>> BEGIN ITEMS

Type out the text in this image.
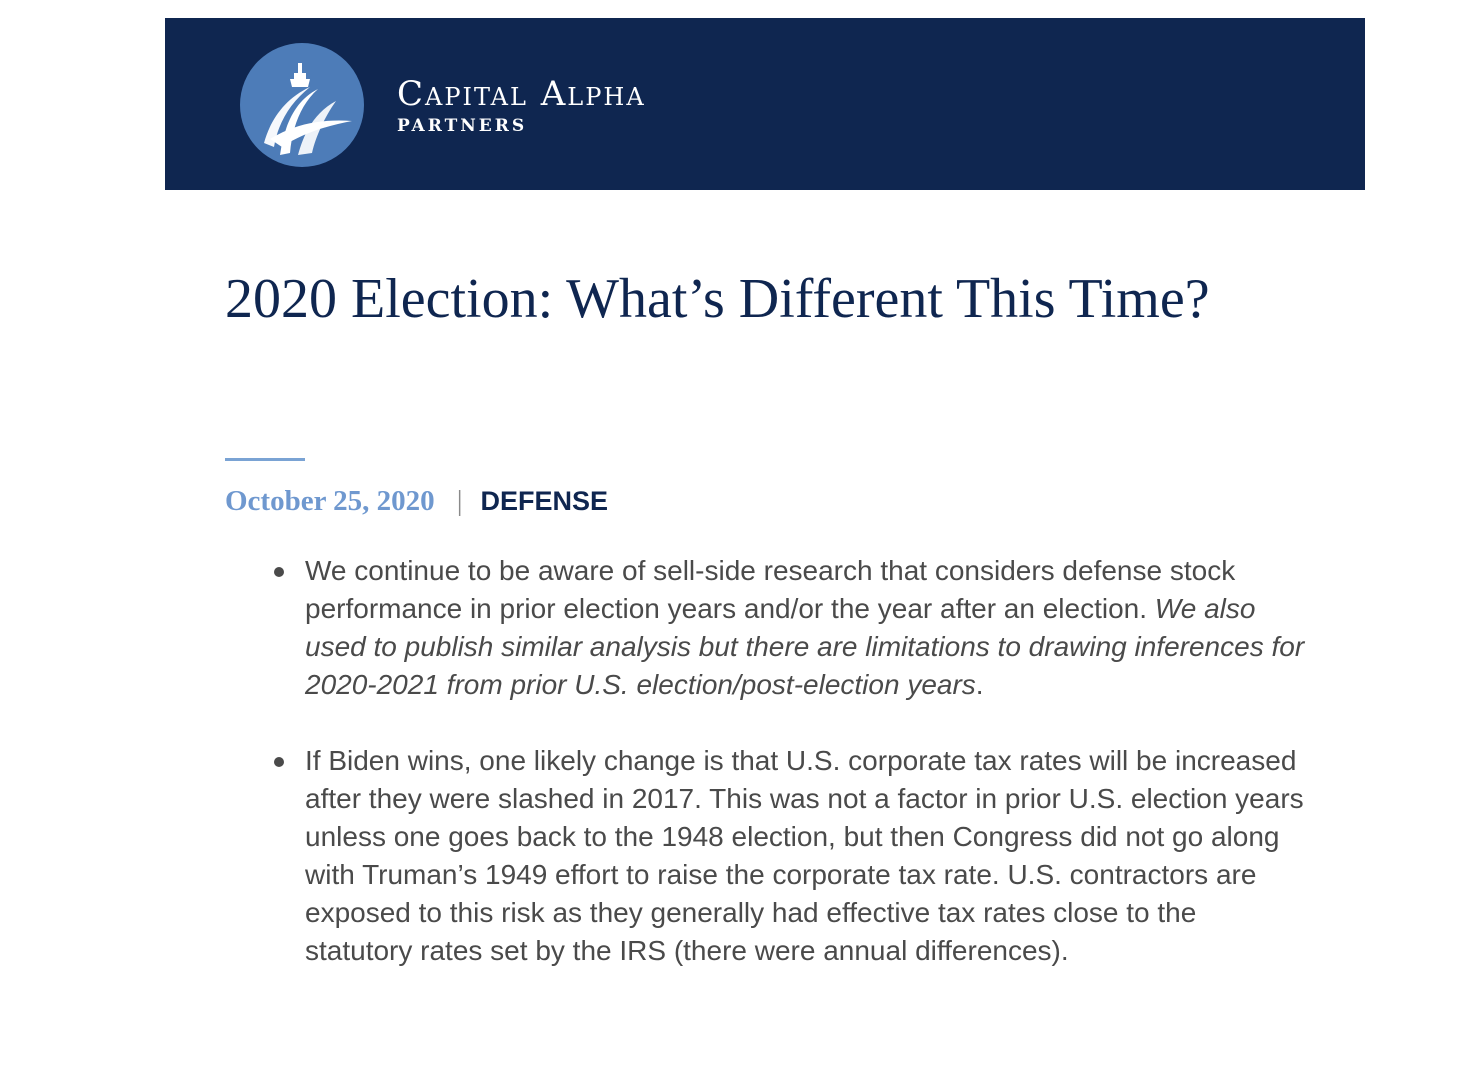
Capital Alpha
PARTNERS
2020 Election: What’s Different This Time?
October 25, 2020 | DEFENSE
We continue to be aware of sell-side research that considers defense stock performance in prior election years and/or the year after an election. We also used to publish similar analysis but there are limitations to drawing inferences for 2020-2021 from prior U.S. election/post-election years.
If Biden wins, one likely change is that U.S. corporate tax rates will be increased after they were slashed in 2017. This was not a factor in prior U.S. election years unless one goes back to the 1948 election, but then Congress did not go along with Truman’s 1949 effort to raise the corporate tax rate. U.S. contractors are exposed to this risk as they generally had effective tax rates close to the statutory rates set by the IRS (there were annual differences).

>> END ITEMS
>> BEGIN ITEMS

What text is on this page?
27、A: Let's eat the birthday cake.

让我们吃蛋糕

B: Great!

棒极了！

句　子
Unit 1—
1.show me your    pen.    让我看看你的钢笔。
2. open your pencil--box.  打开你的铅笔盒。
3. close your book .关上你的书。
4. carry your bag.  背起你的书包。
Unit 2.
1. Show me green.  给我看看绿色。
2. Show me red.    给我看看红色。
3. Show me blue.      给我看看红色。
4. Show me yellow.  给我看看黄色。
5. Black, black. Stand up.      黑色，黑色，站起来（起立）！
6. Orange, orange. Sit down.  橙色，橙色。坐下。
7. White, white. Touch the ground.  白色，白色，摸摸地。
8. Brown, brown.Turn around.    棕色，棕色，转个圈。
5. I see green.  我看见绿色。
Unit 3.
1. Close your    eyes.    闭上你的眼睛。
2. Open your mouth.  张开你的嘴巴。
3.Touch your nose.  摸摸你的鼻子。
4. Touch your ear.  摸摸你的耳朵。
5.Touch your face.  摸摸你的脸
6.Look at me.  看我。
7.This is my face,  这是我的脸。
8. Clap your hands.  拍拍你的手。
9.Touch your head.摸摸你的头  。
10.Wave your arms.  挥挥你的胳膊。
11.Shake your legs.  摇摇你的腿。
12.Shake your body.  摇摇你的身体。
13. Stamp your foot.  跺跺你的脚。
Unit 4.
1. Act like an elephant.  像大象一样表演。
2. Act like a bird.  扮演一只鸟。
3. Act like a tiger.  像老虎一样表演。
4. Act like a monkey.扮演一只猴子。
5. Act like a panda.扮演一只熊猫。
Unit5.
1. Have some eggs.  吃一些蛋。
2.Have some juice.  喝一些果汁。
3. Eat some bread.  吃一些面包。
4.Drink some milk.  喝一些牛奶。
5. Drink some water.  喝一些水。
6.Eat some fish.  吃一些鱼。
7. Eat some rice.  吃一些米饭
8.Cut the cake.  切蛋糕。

>> END ITEMS

SET TASK:
Collect the complete line wherever the string "给我看看红色" appears in the records.

RESULT:
2. Show me red.    给我看看红色。
3. Show me blue.      给我看看红色。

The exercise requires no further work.